#### Exercise task
Below are the records. List every line holding the word "name".

#### Stored records

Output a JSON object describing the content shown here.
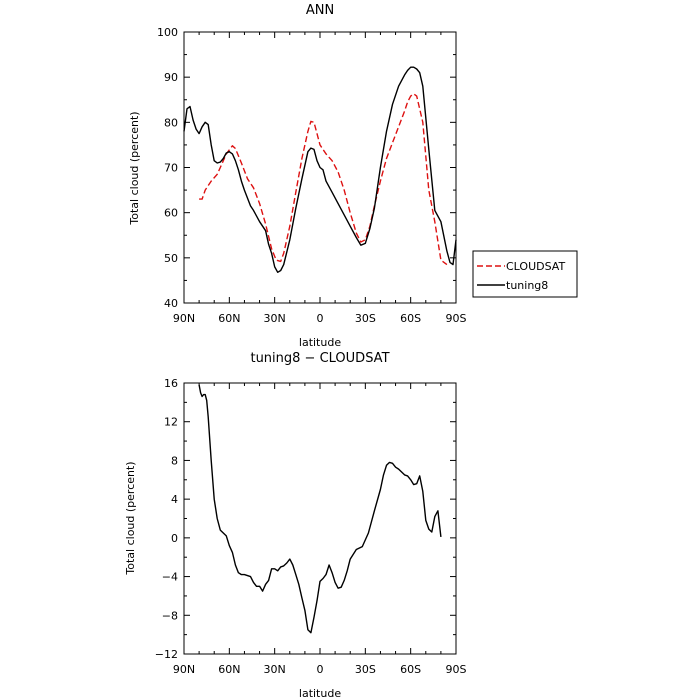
{
  "chart_data": [
    {
      "type": "line",
      "title": "ANN",
      "xlabel": "latitude",
      "ylabel": "Total cloud (percent)",
      "xlim": [
        90,
        -90
      ],
      "ylim": [
        40,
        100
      ],
      "xticks": [
        {
          "value": 90,
          "label": "90N"
        },
        {
          "value": 60,
          "label": "60N"
        },
        {
          "value": 30,
          "label": "30N"
        },
        {
          "value": 0,
          "label": "0"
        },
        {
          "value": -30,
          "label": "30S"
        },
        {
          "value": -60,
          "label": "60S"
        },
        {
          "value": -90,
          "label": "90S"
        }
      ],
      "yticks": [
        40,
        50,
        60,
        70,
        80,
        90,
        100
      ],
      "grid": false,
      "legend": "right",
      "series": [
        {
          "name": "CLOUDSAT",
          "color": "#dd1111",
          "dash": "dashed",
          "x": [
            80,
            78,
            76,
            72,
            68,
            66,
            62,
            58,
            56,
            52,
            48,
            44,
            40,
            36,
            32,
            29,
            26,
            24,
            20,
            16,
            12,
            8,
            6,
            4,
            0,
            -4,
            -8,
            -12,
            -16,
            -20,
            -24,
            -27,
            -30,
            -33,
            -36,
            -40,
            -44,
            -48,
            -52,
            -56,
            -58,
            -60,
            -62,
            -64,
            -68,
            -72,
            -76,
            -80,
            -84
          ],
          "y": [
            63,
            63,
            65,
            67,
            68.5,
            70,
            73,
            74.8,
            74.2,
            71,
            67.5,
            65.5,
            62,
            57.5,
            52,
            49.5,
            49.2,
            51,
            57,
            64.5,
            72,
            78,
            80.2,
            80,
            75,
            73,
            71.5,
            69,
            65,
            60,
            55.5,
            53.5,
            54,
            57,
            61.5,
            67,
            72,
            75.5,
            79,
            82.5,
            84.5,
            85.8,
            86.3,
            85.8,
            80,
            65,
            58,
            49.5,
            48.5
          ]
        },
        {
          "name": "tuning8",
          "color": "#000000",
          "dash": "solid",
          "x": [
            90,
            88,
            86,
            84,
            82,
            80,
            78,
            76,
            74,
            72,
            70,
            68,
            66,
            64,
            62,
            60,
            58,
            56,
            54,
            52,
            50,
            46,
            44,
            40,
            36,
            34,
            32,
            30,
            28,
            26,
            24,
            20,
            16,
            12,
            8,
            6,
            4,
            2,
            0,
            -2,
            -4,
            -8,
            -12,
            -16,
            -20,
            -24,
            -27,
            -30,
            -33,
            -36,
            -40,
            -44,
            -48,
            -52,
            -56,
            -58,
            -60,
            -62,
            -64,
            -66,
            -68,
            -72,
            -76,
            -80,
            -84,
            -86,
            -88,
            -90
          ],
          "y": [
            78,
            83,
            83.5,
            80.5,
            78.5,
            77.5,
            79,
            80,
            79.5,
            75,
            71.5,
            71,
            71.2,
            72,
            73.2,
            73.5,
            73,
            71.5,
            69.5,
            67,
            65,
            61.5,
            60.5,
            58,
            56,
            53,
            51,
            48,
            46.8,
            47.2,
            48.5,
            54,
            61,
            67.5,
            73.5,
            74.3,
            74,
            71.5,
            70,
            69.5,
            67,
            64.5,
            62,
            59.5,
            57,
            54.5,
            52.8,
            53.2,
            56.5,
            61,
            70,
            78,
            84,
            88,
            90.5,
            91.5,
            92.2,
            92.2,
            91.8,
            91,
            88,
            74,
            60.5,
            58,
            51.5,
            49,
            48.5,
            54
          ]
        }
      ]
    },
    {
      "type": "line",
      "title": "tuning8 − CLOUDSAT",
      "xlabel": "latitude",
      "ylabel": "Total cloud (percent)",
      "xlim": [
        90,
        -90
      ],
      "ylim": [
        -12,
        16
      ],
      "xticks": [
        {
          "value": 90,
          "label": "90N"
        },
        {
          "value": 60,
          "label": "60N"
        },
        {
          "value": 30,
          "label": "30N"
        },
        {
          "value": 0,
          "label": "0"
        },
        {
          "value": -30,
          "label": "30S"
        },
        {
          "value": -60,
          "label": "60S"
        },
        {
          "value": -90,
          "label": "90S"
        }
      ],
      "yticks": [
        -12,
        -8,
        -4,
        0,
        4,
        8,
        12,
        16
      ],
      "grid": false,
      "series": [
        {
          "color": "#000000",
          "dash": "solid",
          "x": [
            80,
            79,
            78,
            77,
            76,
            75,
            74,
            72,
            70,
            68,
            66,
            64,
            62,
            60,
            58,
            56,
            54,
            52,
            50,
            46,
            44,
            42,
            40,
            38,
            36,
            34,
            32,
            30,
            28,
            26,
            24,
            22,
            20,
            18,
            16,
            14,
            12,
            10,
            8,
            6,
            4,
            2,
            0,
            -2,
            -4,
            -6,
            -8,
            -10,
            -12,
            -14,
            -16,
            -18,
            -20,
            -24,
            -28,
            -32,
            -36,
            -40,
            -42,
            -44,
            -46,
            -48,
            -50,
            -52,
            -54,
            -56,
            -58,
            -60,
            -62,
            -64,
            -66,
            -68,
            -70,
            -72,
            -74,
            -76,
            -78,
            -80
          ],
          "y": [
            15.8,
            15,
            14.6,
            14.8,
            14.8,
            14.2,
            12.5,
            8,
            4,
            2,
            0.8,
            0.5,
            0.2,
            -0.8,
            -1.5,
            -2.8,
            -3.6,
            -3.8,
            -3.8,
            -4,
            -4.6,
            -5,
            -5,
            -5.5,
            -4.8,
            -4.4,
            -3.2,
            -3.2,
            -3.4,
            -3,
            -2.9,
            -2.6,
            -2.2,
            -2.8,
            -3.8,
            -4.8,
            -6.2,
            -7.5,
            -9.5,
            -9.8,
            -8.2,
            -6.5,
            -4.5,
            -4.2,
            -3.8,
            -2.8,
            -3.6,
            -4.6,
            -5.2,
            -5.1,
            -4.4,
            -3.4,
            -2.2,
            -1.2,
            -0.9,
            0.5,
            2.8,
            5,
            6.5,
            7.5,
            7.8,
            7.7,
            7.3,
            7.1,
            6.8,
            6.5,
            6.4,
            6,
            5.5,
            5.6,
            6.4,
            4.8,
            1.8,
            0.9,
            0.6,
            2.2,
            2.8,
            0.1
          ]
        }
      ]
    }
  ]
}
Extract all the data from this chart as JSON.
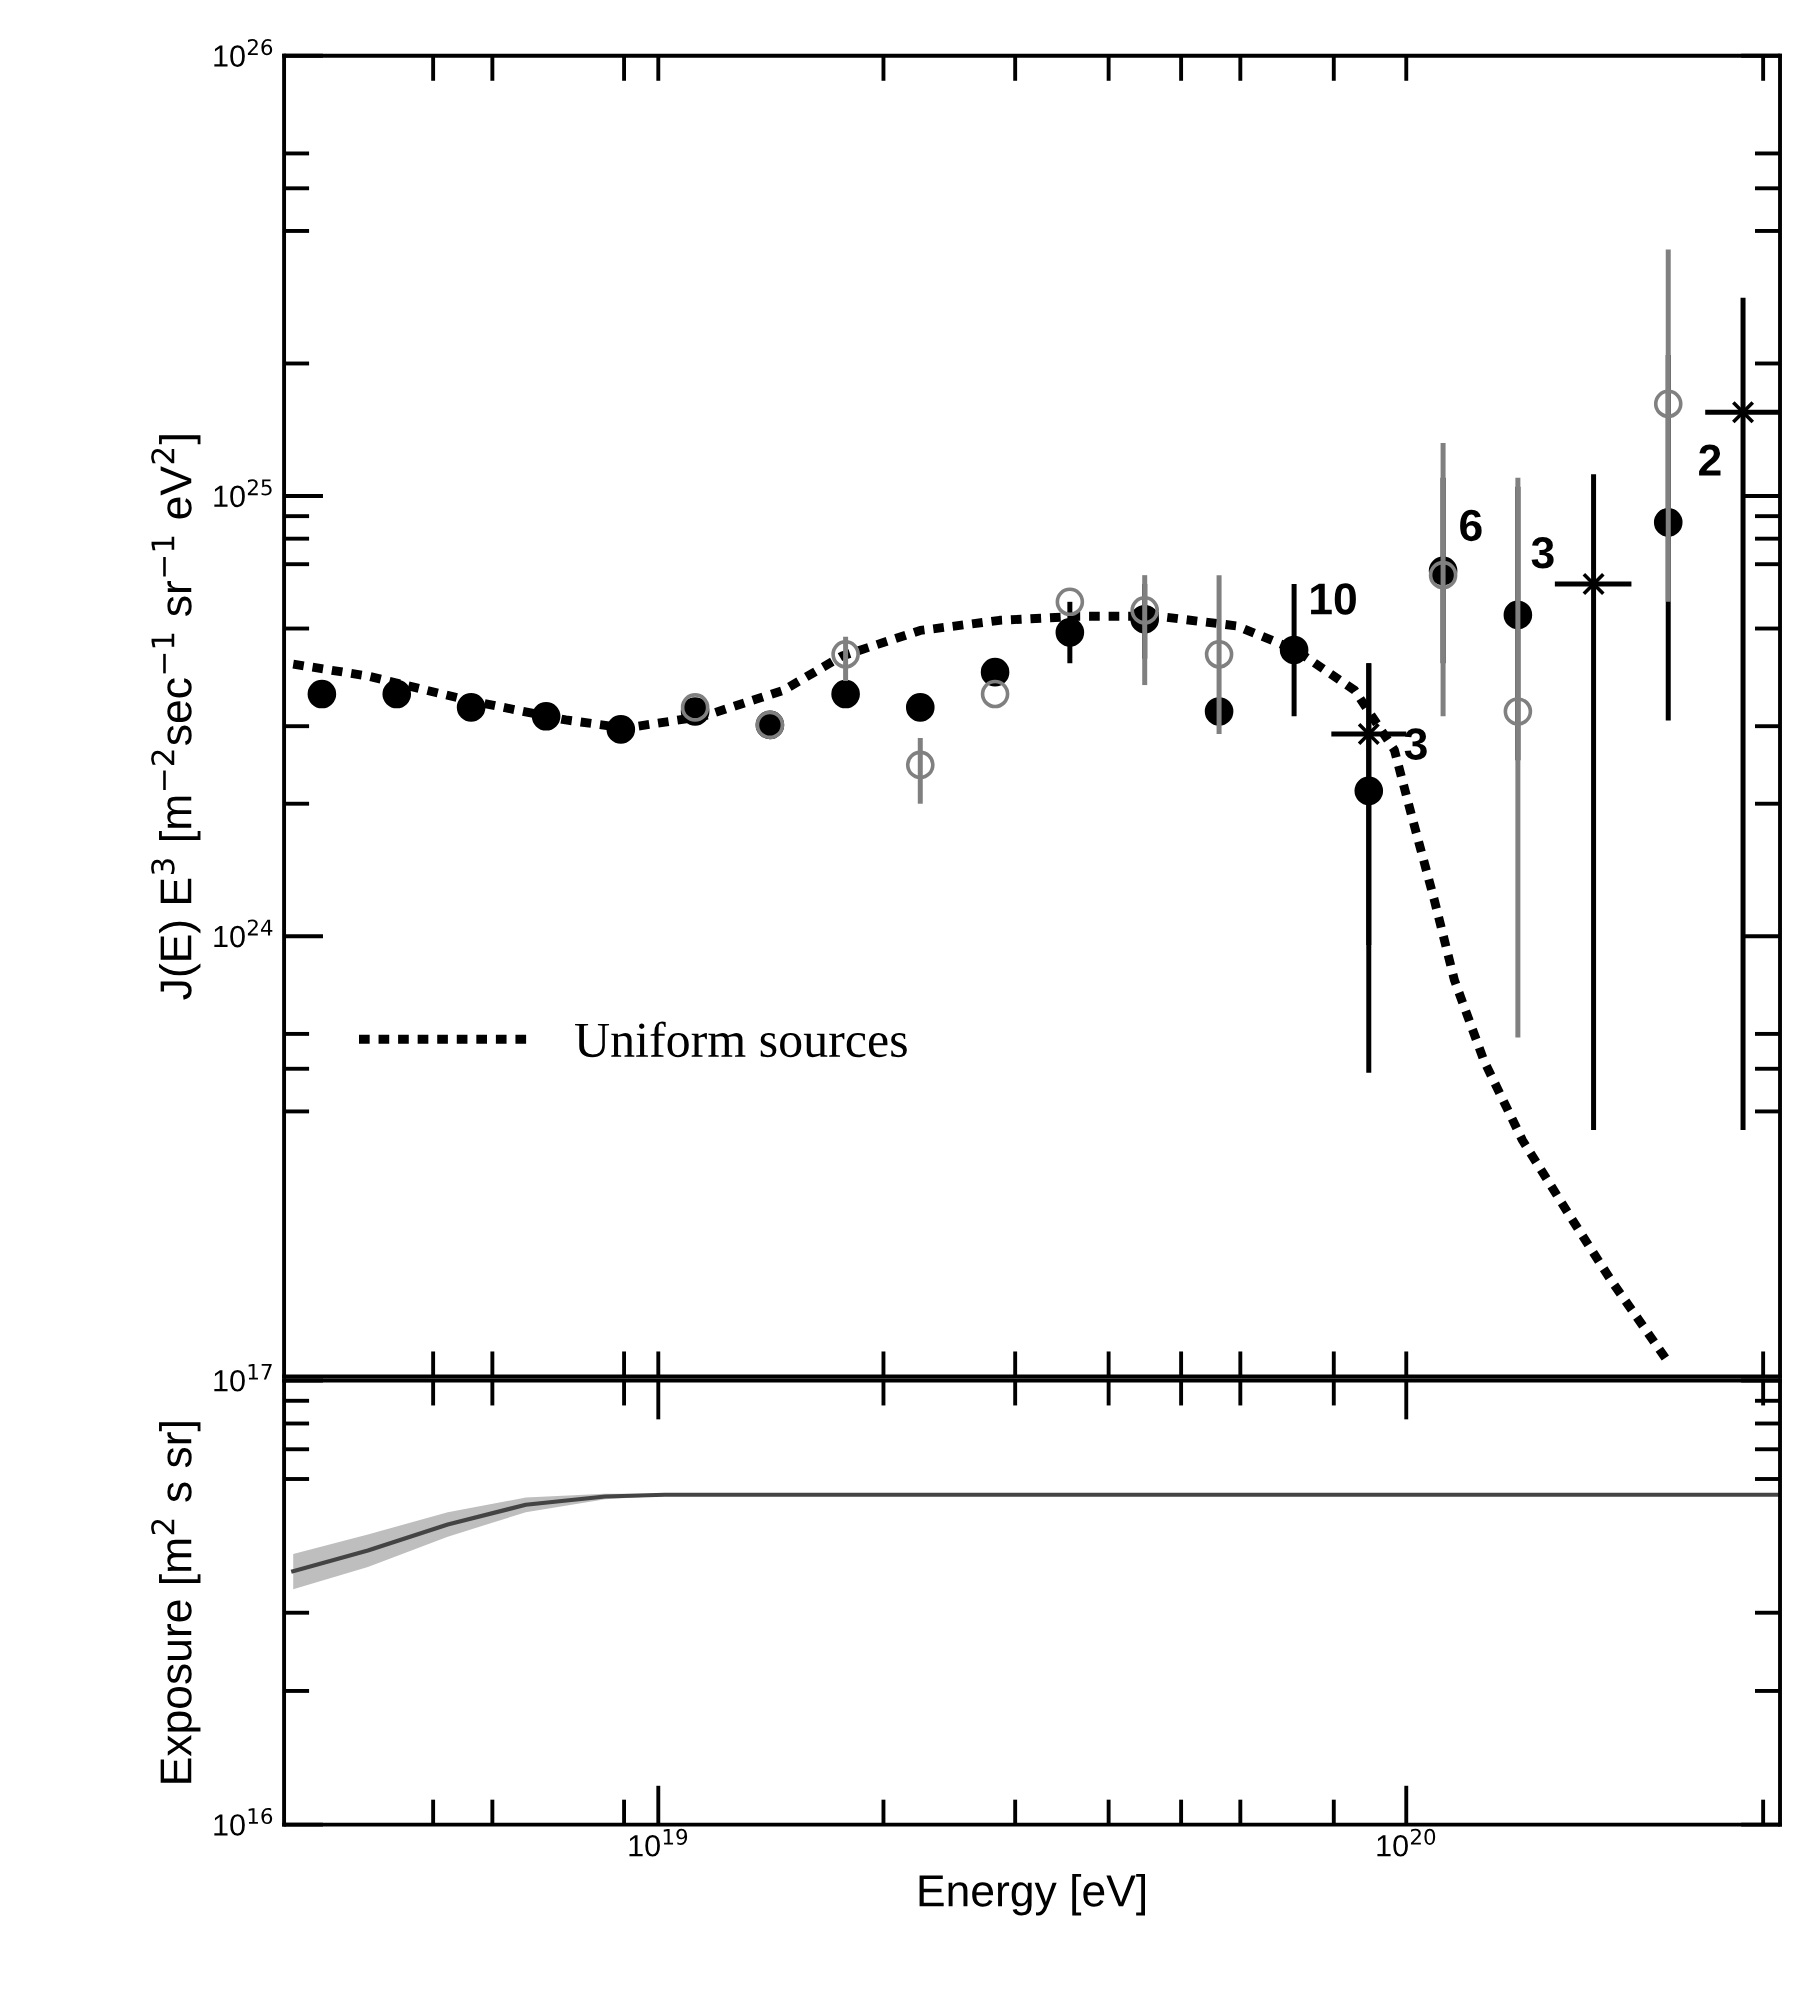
{
  "chart_data": [
    {
      "type": "scatter",
      "ylabel": "J(E) E$^{3}$ [m$^{−2}$sec$^{−1}$ sr$^{−1}$ eV$^{2}$]",
      "log": "xy",
      "legend": "lower left",
      "tick_labels": "y",
      "xlim": [
        3.16e+18,
        3.16e+20
      ],
      "ylim": [
        1e+23,
        1e+26
      ],
      "xticks": [
        {
          "value": 5e+18,
          "label": null
        },
        {
          "value": 6e+18,
          "label": null
        },
        {
          "value": 9e+18,
          "label": null
        },
        {
          "value": 1e+19,
          "label": null
        },
        {
          "value": 2e+19,
          "label": null
        },
        {
          "value": 3e+19,
          "label": null
        },
        {
          "value": 4e+19,
          "label": null
        },
        {
          "value": 5e+19,
          "label": null
        },
        {
          "value": 6e+19,
          "label": null
        },
        {
          "value": 8e+19,
          "label": null
        },
        {
          "value": 1e+20,
          "label": null
        },
        {
          "value": 3e+20,
          "label": null
        }
      ],
      "yticks": [
        {
          "value": 4e+23,
          "label": null
        },
        {
          "value": 5e+23,
          "label": null
        },
        {
          "value": 6e+23,
          "label": null
        },
        {
          "value": 1e+24,
          "label": "10$^{24}$"
        },
        {
          "value": 2e+24,
          "label": null
        },
        {
          "value": 3e+24,
          "label": null
        },
        {
          "value": 5e+24,
          "label": null
        },
        {
          "value": 7e+24,
          "label": null
        },
        {
          "value": 8e+24,
          "label": null
        },
        {
          "value": 9e+24,
          "label": null
        },
        {
          "value": 1e+25,
          "label": "10$^{25}$"
        },
        {
          "value": 2e+25,
          "label": null
        },
        {
          "value": 4e+25,
          "label": null
        },
        {
          "value": 5e+25,
          "label": null
        },
        {
          "value": 6e+25,
          "label": null
        },
        {
          "value": 1e+26,
          "label": "10$^{26}$"
        }
      ],
      "x": [
        3.55e+18,
        4.47e+18,
        5.62e+18,
        7.08e+18,
        8.91e+18,
        1.12e+19,
        1.41e+19,
        1.78e+19,
        2.24e+19,
        2.82e+19,
        3.55e+19,
        4.47e+19,
        5.62e+19,
        7.08e+19,
        8.91e+19,
        1.12e+20,
        1.41e+20,
        1.78e+20,
        2.24e+20
      ],
      "series": [
        {
          "color": "#000000",
          "marker": "circle",
          "values": [
            3.55e+24,
            3.55e+24,
            3.31e+24,
            3.16e+24,
            2.95e+24,
            3.24e+24,
            3.02e+24,
            3.55e+24,
            3.31e+24,
            3.98e+24,
            4.9e+24,
            5.25e+24,
            3.24e+24,
            4.47e+24,
            2.14e+24,
            6.76e+24,
            5.37e+24,
            null,
            8.71e+24
          ],
          "errors": [
            null,
            null,
            null,
            null,
            null,
            null,
            null,
            null,
            null,
            null,
            [
              4.17e+24,
              5.75e+24
            ],
            [
              4.27e+24,
              6.31e+24
            ],
            null,
            [
              3.16e+24,
              6.31e+24
            ],
            [
              4.9e+23,
              4.17e+24
            ],
            [
              4.17e+24,
              1.1e+25
            ],
            [
              2.51e+24,
              1.05e+25
            ],
            null,
            [
              3.09e+24,
              2.09e+25
            ]
          ]
        },
        {
          "color": "#808080",
          "marker": "circle",
          "values": [
            null,
            null,
            null,
            null,
            null,
            3.31e+24,
            3.02e+24,
            4.37e+24,
            2.45e+24,
            3.55e+24,
            5.75e+24,
            5.5e+24,
            4.37e+24,
            null,
            null,
            6.61e+24,
            3.24e+24,
            null,
            1.62e+25
          ],
          "errors": [
            null,
            null,
            null,
            null,
            null,
            null,
            null,
            [
              3.8e+24,
              4.79e+24
            ],
            [
              2e+24,
              2.82e+24
            ],
            null,
            null,
            [
              3.72e+24,
              6.61e+24
            ],
            [
              2.88e+24,
              6.61e+24
            ],
            null,
            null,
            [
              3.16e+24,
              1.32e+25
            ],
            [
              5.89e+23,
              1.1e+25
            ],
            null,
            [
              5.75e+24,
              3.63e+25
            ]
          ]
        },
        {
          "color": "#000000",
          "marker": "cross",
          "x": [
            8.91e+19,
            1.78e+20,
            2.82e+20
          ],
          "values": [
            2.88e+24,
            6.31e+24,
            1.55e+25
          ],
          "errors": [
            [
              9.55e+23,
              4.17e+24
            ],
            [
              3.63e+23,
              1.12e+25
            ],
            [
              3.63e+23,
              2.82e+25
            ]
          ],
          "xerrors": [
            [
              7.94e+19,
              1e+20
            ],
            [
              1.58e+20,
              2e+20
            ],
            [
              2.51e+20,
              3.16e+20
            ]
          ]
        },
        {
          "type": "line",
          "name": "Uniform sources",
          "color": "#000000",
          "line_style": "dotted",
          "x": [
            3.25e+18,
            4.09e+18,
            5.55e+18,
            7.52e+18,
            9.02e+18,
            1.15e+19,
            1.47e+19,
            1.76e+19,
            2.24e+19,
            2.86e+19,
            3.65e+19,
            4.66e+19,
            5.93e+19,
            7.11e+19,
            8.53e+19,
            9.64e+19,
            1.02e+20,
            1.09e+20,
            1.16e+20,
            1.27e+20,
            1.43e+20,
            1.67e+20,
            1.88e+20,
            2.23e+20
          ],
          "values": [
            4.15e+24,
            3.9e+24,
            3.44e+24,
            3.1e+24,
            2.97e+24,
            3.16e+24,
            3.62e+24,
            4.33e+24,
            4.95e+24,
            5.22e+24,
            5.33e+24,
            5.33e+24,
            5.07e+24,
            4.47e+24,
            3.62e+24,
            2.65e+24,
            1.84e+24,
            1.21e+24,
            7.94e+23,
            5.22e+23,
            3.44e+23,
            2.26e+23,
            1.65e+23,
            1.09e+23
          ]
        }
      ],
      "annotations": [
        {
          "text": "10",
          "x": 7.08e+19,
          "y": 4.47e+24
        },
        {
          "text": "3",
          "x": 8.91e+19,
          "y": 2.88e+24
        },
        {
          "text": "6",
          "x": 1.12e+20,
          "y": 6.76e+24
        },
        {
          "text": "3",
          "x": 1.41e+20,
          "y": 5.37e+24
        },
        {
          "text": "2",
          "x": 2.24e+20,
          "y": 8.71e+24
        }
      ]
    },
    {
      "type": "line",
      "xlabel": "Energy [eV]",
      "ylabel": "Exposure [m$^{2}$ s sr]",
      "log": "xy",
      "xlim": [
        3.16e+18,
        3.16e+20
      ],
      "ylim": [
        1e+16,
        1e+17
      ],
      "xticks": [
        {
          "value": 5e+18,
          "label": null
        },
        {
          "value": 6e+18,
          "label": null
        },
        {
          "value": 9e+18,
          "label": null
        },
        {
          "value": 1e+19,
          "label": "10$^{19}$"
        },
        {
          "value": 2e+19,
          "label": null
        },
        {
          "value": 3e+19,
          "label": null
        },
        {
          "value": 4e+19,
          "label": null
        },
        {
          "value": 5e+19,
          "label": null
        },
        {
          "value": 6e+19,
          "label": null
        },
        {
          "value": 8e+19,
          "label": null
        },
        {
          "value": 1e+20,
          "label": "10$^{20}$"
        },
        {
          "value": 3e+20,
          "label": null
        }
      ],
      "yticks": [
        {
          "value": 1e+16,
          "label": "10$^{16}$"
        },
        {
          "value": 2e+16,
          "label": null
        },
        {
          "value": 3e+16,
          "label": null
        },
        {
          "value": 6e+16,
          "label": null
        },
        {
          "value": 7e+16,
          "label": null
        },
        {
          "value": 8e+16,
          "label": null
        },
        {
          "value": 9e+16,
          "label": null
        },
        {
          "value": 1e+17,
          "label": "10$^{17}$"
        }
      ],
      "series": [
        {
          "color": "#444444",
          "x": [
            3.25e+18,
            4.09e+18,
            5.23e+18,
            6.65e+18,
            8.49e+18,
            1.02e+19,
            3.16e+20
          ],
          "values": [
            3.72e+16,
            4.14e+16,
            4.74e+16,
            5.25e+16,
            5.48e+16,
            5.53e+16,
            5.53e+16
          ],
          "lower": [
            3.39e+16,
            3.8e+16,
            4.45e+16,
            5.05e+16,
            5.4e+16,
            5.5e+16,
            5.53e+16
          ],
          "upper": [
            4.07e+16,
            4.5e+16,
            5.05e+16,
            5.45e+16,
            5.56e+16,
            5.56e+16,
            5.53e+16
          ]
        }
      ]
    }
  ]
}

#### The output
          "name": "CLOUDSAT",
          "name": "tuning8",
          "name": "Uniform sources",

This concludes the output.